[Extracted records]
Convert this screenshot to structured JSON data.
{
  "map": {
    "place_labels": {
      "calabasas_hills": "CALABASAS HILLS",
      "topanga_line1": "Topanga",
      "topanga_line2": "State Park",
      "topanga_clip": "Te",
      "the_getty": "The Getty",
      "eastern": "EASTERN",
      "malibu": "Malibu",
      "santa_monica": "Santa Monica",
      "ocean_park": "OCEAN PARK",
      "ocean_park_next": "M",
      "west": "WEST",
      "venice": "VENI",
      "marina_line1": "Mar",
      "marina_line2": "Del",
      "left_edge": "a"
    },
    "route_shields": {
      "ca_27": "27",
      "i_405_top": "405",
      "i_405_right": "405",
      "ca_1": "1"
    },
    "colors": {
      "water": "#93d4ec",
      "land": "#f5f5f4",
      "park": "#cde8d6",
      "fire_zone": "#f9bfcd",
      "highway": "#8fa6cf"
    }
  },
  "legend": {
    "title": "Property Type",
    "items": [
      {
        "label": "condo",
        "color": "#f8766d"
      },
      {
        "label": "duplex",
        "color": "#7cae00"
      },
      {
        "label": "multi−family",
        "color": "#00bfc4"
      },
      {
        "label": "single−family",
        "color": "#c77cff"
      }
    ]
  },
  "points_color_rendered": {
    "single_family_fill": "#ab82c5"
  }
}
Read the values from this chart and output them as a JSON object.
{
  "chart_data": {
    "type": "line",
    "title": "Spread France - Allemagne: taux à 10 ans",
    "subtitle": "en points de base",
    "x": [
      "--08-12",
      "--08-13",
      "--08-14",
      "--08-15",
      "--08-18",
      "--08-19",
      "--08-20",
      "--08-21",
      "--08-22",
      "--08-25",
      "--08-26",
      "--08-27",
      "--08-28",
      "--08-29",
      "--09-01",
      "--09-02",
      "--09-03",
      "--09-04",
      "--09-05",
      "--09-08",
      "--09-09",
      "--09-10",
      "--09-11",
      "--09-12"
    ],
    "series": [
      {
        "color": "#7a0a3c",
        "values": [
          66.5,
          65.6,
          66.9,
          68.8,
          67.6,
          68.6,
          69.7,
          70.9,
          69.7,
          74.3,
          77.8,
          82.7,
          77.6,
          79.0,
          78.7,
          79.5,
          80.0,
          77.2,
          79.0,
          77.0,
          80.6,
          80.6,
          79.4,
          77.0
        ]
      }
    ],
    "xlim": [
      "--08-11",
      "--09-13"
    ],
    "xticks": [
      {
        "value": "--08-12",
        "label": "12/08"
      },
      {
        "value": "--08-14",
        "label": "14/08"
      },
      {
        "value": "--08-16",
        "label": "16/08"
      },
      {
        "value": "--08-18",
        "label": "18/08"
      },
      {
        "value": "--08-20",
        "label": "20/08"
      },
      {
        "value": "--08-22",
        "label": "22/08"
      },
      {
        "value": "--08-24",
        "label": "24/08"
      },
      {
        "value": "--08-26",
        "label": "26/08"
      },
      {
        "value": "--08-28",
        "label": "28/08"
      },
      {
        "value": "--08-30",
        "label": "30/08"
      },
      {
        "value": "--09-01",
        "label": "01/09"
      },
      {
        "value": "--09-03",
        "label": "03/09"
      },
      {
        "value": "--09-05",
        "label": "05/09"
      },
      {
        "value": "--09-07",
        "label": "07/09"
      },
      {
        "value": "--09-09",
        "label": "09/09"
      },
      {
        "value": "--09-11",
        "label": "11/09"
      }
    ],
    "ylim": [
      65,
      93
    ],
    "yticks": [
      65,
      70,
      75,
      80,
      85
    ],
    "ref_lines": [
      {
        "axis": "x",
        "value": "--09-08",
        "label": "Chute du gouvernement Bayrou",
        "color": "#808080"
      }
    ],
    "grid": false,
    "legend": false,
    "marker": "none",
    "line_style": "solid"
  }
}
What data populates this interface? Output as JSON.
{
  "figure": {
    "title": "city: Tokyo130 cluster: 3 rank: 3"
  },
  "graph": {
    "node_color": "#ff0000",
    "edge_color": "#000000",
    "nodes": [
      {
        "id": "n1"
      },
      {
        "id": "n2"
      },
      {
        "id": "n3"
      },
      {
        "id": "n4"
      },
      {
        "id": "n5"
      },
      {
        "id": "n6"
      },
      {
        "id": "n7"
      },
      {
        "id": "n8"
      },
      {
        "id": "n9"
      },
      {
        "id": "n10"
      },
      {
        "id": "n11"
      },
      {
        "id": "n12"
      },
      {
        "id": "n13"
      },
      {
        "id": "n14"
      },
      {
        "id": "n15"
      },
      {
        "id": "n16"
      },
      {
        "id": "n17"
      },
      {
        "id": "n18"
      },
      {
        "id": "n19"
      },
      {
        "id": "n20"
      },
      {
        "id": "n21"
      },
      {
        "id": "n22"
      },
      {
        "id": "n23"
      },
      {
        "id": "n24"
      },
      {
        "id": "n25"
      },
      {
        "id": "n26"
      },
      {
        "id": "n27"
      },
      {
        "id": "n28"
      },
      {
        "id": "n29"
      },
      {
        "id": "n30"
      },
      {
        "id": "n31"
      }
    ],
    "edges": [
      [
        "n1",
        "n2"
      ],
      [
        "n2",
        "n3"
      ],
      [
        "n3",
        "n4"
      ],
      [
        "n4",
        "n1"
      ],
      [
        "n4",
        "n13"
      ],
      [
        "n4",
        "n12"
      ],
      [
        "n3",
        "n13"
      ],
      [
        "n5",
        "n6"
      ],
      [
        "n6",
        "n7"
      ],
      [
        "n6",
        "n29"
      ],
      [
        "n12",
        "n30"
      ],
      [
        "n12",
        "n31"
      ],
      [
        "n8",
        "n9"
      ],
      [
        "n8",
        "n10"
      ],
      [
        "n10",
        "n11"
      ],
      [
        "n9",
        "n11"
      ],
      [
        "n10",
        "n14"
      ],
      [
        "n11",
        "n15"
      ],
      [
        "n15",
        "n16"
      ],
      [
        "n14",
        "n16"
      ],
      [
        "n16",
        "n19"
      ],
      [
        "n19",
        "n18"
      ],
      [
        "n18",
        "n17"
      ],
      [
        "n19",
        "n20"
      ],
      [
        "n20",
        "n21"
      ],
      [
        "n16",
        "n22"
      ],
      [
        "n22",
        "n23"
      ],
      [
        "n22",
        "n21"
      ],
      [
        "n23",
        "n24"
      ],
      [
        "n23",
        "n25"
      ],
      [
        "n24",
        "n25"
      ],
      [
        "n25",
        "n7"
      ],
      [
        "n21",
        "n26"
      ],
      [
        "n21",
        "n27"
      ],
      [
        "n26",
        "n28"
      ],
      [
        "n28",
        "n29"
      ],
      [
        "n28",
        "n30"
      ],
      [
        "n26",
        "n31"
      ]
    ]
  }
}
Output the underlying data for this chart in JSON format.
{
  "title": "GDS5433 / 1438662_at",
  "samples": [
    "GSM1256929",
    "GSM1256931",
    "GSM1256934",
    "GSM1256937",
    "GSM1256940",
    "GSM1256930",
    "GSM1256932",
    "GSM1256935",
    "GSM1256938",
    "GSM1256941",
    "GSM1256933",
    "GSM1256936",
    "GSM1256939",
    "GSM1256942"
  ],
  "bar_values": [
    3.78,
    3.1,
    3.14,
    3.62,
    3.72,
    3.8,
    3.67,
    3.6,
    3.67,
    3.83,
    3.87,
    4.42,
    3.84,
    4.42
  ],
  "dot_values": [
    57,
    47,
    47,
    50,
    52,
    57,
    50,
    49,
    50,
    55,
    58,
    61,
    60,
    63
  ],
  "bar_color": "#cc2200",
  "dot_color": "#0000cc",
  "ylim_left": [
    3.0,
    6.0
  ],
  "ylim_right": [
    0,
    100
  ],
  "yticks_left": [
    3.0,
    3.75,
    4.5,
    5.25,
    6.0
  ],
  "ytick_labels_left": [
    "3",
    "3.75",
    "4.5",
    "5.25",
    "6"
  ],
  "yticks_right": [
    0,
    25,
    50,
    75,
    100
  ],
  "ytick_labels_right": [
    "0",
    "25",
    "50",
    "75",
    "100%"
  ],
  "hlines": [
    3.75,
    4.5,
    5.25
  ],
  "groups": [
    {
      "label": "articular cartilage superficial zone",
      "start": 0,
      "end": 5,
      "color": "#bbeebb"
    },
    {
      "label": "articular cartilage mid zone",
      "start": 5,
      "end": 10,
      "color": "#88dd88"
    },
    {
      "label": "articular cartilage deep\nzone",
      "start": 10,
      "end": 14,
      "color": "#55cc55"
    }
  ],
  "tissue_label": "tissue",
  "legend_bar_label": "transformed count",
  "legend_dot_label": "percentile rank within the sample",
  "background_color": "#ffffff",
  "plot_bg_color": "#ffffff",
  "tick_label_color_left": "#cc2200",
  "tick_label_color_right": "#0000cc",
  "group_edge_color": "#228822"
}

● EXERCISE BRIEF
Point out every line holding the string "rank" and copy it.

● EXERCISE RESULT
    "title": "city: Tokyo130 cluster: 3 rank: 3"
  "legend_dot_label": "percentile rank within the sample",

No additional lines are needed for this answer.